- DIRECTION
Give the listing again in full, exactly as written.

-------- DATASET RECORDS --------

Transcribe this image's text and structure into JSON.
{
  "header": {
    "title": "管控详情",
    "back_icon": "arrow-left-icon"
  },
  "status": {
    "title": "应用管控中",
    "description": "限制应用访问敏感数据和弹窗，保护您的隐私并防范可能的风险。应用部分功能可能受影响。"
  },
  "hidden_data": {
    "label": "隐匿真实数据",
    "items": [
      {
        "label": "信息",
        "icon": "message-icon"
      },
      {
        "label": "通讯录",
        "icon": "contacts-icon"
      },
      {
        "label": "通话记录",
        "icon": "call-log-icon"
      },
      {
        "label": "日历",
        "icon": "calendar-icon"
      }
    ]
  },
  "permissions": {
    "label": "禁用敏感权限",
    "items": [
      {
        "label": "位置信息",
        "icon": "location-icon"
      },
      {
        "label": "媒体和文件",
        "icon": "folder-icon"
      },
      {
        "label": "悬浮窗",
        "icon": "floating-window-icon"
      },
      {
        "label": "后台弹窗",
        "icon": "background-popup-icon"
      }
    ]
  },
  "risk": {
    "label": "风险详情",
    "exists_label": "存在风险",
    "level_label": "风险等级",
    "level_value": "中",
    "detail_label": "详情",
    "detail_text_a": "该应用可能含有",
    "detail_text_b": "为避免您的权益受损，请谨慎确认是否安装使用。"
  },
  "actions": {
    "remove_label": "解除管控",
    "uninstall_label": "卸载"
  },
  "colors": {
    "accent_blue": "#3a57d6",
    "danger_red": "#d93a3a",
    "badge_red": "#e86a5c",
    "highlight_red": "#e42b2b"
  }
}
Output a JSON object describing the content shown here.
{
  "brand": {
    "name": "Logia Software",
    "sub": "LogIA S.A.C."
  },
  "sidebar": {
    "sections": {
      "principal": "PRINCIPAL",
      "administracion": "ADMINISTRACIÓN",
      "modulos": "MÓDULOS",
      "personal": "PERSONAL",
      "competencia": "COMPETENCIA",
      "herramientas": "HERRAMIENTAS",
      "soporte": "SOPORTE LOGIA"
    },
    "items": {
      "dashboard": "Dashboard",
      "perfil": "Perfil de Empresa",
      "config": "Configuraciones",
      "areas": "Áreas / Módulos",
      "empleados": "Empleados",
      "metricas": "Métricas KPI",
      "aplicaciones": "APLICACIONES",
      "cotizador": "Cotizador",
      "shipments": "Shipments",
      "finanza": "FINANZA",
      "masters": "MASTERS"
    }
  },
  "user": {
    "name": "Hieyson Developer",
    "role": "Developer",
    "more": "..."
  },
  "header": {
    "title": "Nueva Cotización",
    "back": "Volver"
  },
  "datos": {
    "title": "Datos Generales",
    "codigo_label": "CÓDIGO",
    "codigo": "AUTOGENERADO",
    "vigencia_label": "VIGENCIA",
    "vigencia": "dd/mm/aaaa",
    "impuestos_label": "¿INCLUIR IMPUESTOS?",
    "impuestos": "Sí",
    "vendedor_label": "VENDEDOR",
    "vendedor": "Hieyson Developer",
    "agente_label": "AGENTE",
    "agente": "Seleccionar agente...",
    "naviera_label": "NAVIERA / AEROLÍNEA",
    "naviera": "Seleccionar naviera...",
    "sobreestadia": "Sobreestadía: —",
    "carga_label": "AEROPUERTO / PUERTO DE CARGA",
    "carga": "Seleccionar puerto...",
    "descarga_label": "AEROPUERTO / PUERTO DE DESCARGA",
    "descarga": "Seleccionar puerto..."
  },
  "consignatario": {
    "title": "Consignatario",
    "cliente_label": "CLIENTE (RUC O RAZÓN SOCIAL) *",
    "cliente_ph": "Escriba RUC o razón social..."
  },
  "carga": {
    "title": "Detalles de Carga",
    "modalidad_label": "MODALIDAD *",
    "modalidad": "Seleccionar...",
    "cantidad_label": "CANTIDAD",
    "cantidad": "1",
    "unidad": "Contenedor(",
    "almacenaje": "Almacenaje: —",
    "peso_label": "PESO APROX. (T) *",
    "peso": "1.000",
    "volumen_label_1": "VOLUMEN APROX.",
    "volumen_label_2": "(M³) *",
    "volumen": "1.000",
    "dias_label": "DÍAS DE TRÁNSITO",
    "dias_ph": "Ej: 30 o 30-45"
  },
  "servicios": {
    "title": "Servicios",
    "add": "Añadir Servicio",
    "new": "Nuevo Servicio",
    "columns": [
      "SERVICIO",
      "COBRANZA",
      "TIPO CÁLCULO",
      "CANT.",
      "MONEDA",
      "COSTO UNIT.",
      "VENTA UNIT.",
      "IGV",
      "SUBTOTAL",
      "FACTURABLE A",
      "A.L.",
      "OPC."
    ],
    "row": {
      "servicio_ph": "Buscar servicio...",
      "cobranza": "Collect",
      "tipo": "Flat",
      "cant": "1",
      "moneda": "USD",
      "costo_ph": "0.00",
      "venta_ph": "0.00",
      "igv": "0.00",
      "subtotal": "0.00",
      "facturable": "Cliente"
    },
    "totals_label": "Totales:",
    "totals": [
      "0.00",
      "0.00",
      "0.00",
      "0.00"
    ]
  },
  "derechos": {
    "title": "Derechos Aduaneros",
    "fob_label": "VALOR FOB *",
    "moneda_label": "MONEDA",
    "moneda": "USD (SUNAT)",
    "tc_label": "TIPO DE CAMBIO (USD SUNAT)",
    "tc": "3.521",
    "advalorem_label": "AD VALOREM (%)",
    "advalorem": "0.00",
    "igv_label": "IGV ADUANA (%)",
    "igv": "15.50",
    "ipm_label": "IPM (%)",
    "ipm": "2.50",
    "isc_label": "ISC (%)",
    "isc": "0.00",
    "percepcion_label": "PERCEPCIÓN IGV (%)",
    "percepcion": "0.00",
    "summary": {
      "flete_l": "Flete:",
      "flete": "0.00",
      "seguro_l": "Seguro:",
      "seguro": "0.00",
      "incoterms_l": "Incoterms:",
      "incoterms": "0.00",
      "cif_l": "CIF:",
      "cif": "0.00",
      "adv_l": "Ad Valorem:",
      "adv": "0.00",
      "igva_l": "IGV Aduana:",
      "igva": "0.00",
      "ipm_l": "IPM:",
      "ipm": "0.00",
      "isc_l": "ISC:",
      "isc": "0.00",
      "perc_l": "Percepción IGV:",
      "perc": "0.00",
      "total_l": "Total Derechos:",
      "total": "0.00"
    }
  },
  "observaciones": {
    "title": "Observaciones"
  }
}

--------

- TASK RESULT
Transcribe this image's text and structure into JSON.
{
  "header": {
    "title": "管控详情",
    "back_icon": "arrow-left-icon"
  },
  "status": {
    "title": "应用管控中",
    "description": "限制应用访问敏感数据和弹窗，保护您的隐私并防范可能的风险。应用部分功能可能受影响。"
  },
  "hidden_data": {
    "label": "隐匿真实数据",
    "items": [
      {
        "label": "信息",
        "icon": "message-icon"
      },
      {
        "label": "通讯录",
        "icon": "contacts-icon"
      },
      {
        "label": "通话记录",
        "icon": "call-log-icon"
      },
      {
        "label": "日历",
        "icon": "calendar-icon"
      }
    ]
  },
  "permissions": {
    "label": "禁用敏感权限",
    "items": [
      {
        "label": "位置信息",
        "icon": "location-icon"
      },
      {
        "label": "媒体和文件",
        "icon": "folder-icon"
      },
      {
        "label": "悬浮窗",
        "icon": "floating-window-icon"
      },
      {
        "label": "后台弹窗",
        "icon": "background-popup-icon"
      }
    ]
  },
  "risk": {
    "label": "风险详情",
    "exists_label": "存在风险",
    "level_label": "风险等级",
    "level_value": "中",
    "detail_label": "详情",
    "detail_text_a": "该应用可能含有",
    "detail_text_b": "为避免您的权益受损，请谨慎确认是否安装使用。"
  },
  "actions": {
    "remove_label": "解除管控",
    "uninstall_label": "卸载"
  },
  "colors": {
    "accent_blue": "#3a57d6",
    "danger_red": "#d93a3a",
    "badge_red": "#e86a5c",
    "highlight_red": "#e42b2b"
  }
}
Output a JSON object describing the content shown here.
{
  "brand": {
    "name": "Logia Software",
    "sub": "LogIA S.A.C."
  },
  "sidebar": {
    "sections": {
      "principal": "PRINCIPAL",
      "administracion": "ADMINISTRACIÓN",
      "modulos": "MÓDULOS",
      "personal": "PERSONAL",
      "competencia": "COMPETENCIA",
      "herramientas": "HERRAMIENTAS",
      "soporte": "SOPORTE LOGIA"
    },
    "items": {
      "dashboard": "Dashboard",
      "perfil": "Perfil de Empresa",
      "config": "Configuraciones",
      "areas": "Áreas / Módulos",
      "empleados": "Empleados",
      "metricas": "Métricas KPI",
      "aplicaciones": "APLICACIONES",
      "cotizador": "Cotizador",
      "shipments": "Shipments",
      "finanza": "FINANZA",
      "masters": "MASTERS"
    }
  },
  "user": {
    "name": "Hieyson Developer",
    "role": "Developer",
    "more": "..."
  },
  "header": {
    "title": "Nueva Cotización",
    "back": "Volver"
  },
  "datos": {
    "title": "Datos Generales",
    "codigo_label": "CÓDIGO",
    "codigo": "AUTOGENERADO",
    "vigencia_label": "VIGENCIA",
    "vigencia": "dd/mm/aaaa",
    "impuestos_label": "¿INCLUIR IMPUESTOS?",
    "impuestos": "Sí",
    "vendedor_label": "VENDEDOR",
    "vendedor": "Hieyson Developer",
    "agente_label": "AGENTE",
    "agente": "Seleccionar agente...",
    "naviera_label": "NAVIERA / AEROLÍNEA",
    "naviera": "Seleccionar naviera...",
    "sobreestadia": "Sobreestadía: —",
    "carga_label": "AEROPUERTO / PUERTO DE CARGA",
    "carga": "Seleccionar puerto...",
    "descarga_label": "AEROPUERTO / PUERTO DE DESCARGA",
    "descarga": "Seleccionar puerto..."
  },
  "consignatario": {
    "title": "Consignatario",
    "cliente_label": "CLIENTE (RUC O RAZÓN SOCIAL) *",
    "cliente_ph": "Escriba RUC o razón social..."
  },
  "carga": {
    "title": "Detalles de Carga",
    "modalidad_label": "MODALIDAD *",
    "modalidad": "Seleccionar...",
    "cantidad_label": "CANTIDAD",
    "cantidad": "1",
    "unidad": "Contenedor(",
    "almacenaje": "Almacenaje: —",
    "peso_label": "PESO APROX. (T) *",
    "peso": "1.000",
    "volumen_label_1": "VOLUMEN APROX.",
    "volumen_label_2": "(M³) *",
    "volumen": "1.000",
    "dias_label": "DÍAS DE TRÁNSITO",
    "dias_ph": "Ej: 30 o 30-45"
  },
  "servicios": {
    "title": "Servicios",
    "add": "Añadir Servicio",
    "new": "Nuevo Servicio",
    "columns": [
      "SERVICIO",
      "COBRANZA",
      "TIPO CÁLCULO",
      "CANT.",
      "MONEDA",
      "COSTO UNIT.",
      "VENTA UNIT.",
      "IGV",
      "SUBTOTAL",
      "FACTURABLE A",
      "A.L.",
      "OPC."
    ],
    "row": {
      "servicio_ph": "Buscar servicio...",
      "cobranza": "Collect",
      "tipo": "Flat",
      "cant": "1",
      "moneda": "USD",
      "costo_ph": "0.00",
      "venta_ph": "0.00",
      "igv": "0.00",
      "subtotal": "0.00",
      "facturable": "Cliente"
    },
    "totals_label": "Totales:",
    "totals": [
      "0.00",
      "0.00",
      "0.00",
      "0.00"
    ]
  },
  "derechos": {
    "title": "Derechos Aduaneros",
    "fob_label": "VALOR FOB *",
    "moneda_label": "MONEDA",
    "moneda": "USD (SUNAT)",
    "tc_label": "TIPO DE CAMBIO (USD SUNAT)",
    "tc": "3.521",
    "advalorem_label": "AD VALOREM (%)",
    "advalorem": "0.00",
    "igv_label": "IGV ADUANA (%)",
    "igv": "15.50",
    "ipm_label": "IPM (%)",
    "ipm": "2.50",
    "isc_label": "ISC (%)",
    "isc": "0.00",
    "percepcion_label": "PERCEPCIÓN IGV (%)",
    "percepcion": "0.00",
    "summary": {
      "flete_l": "Flete:",
      "flete": "0.00",
      "seguro_l": "Seguro:",
      "seguro": "0.00",
      "incoterms_l": "Incoterms:",
      "incoterms": "0.00",
      "cif_l": "CIF:",
      "cif": "0.00",
      "adv_l": "Ad Valorem:",
      "adv": "0.00",
      "igva_l": "IGV Aduana:",
      "igva": "0.00",
      "ipm_l": "IPM:",
      "ipm": "0.00",
      "isc_l": "ISC:",
      "isc": "0.00",
      "perc_l": "Percepción IGV:",
      "perc": "0.00",
      "total_l": "Total Derechos:",
      "total": "0.00"
    }
  },
  "observaciones": {
    "title": "Observaciones"
  }
}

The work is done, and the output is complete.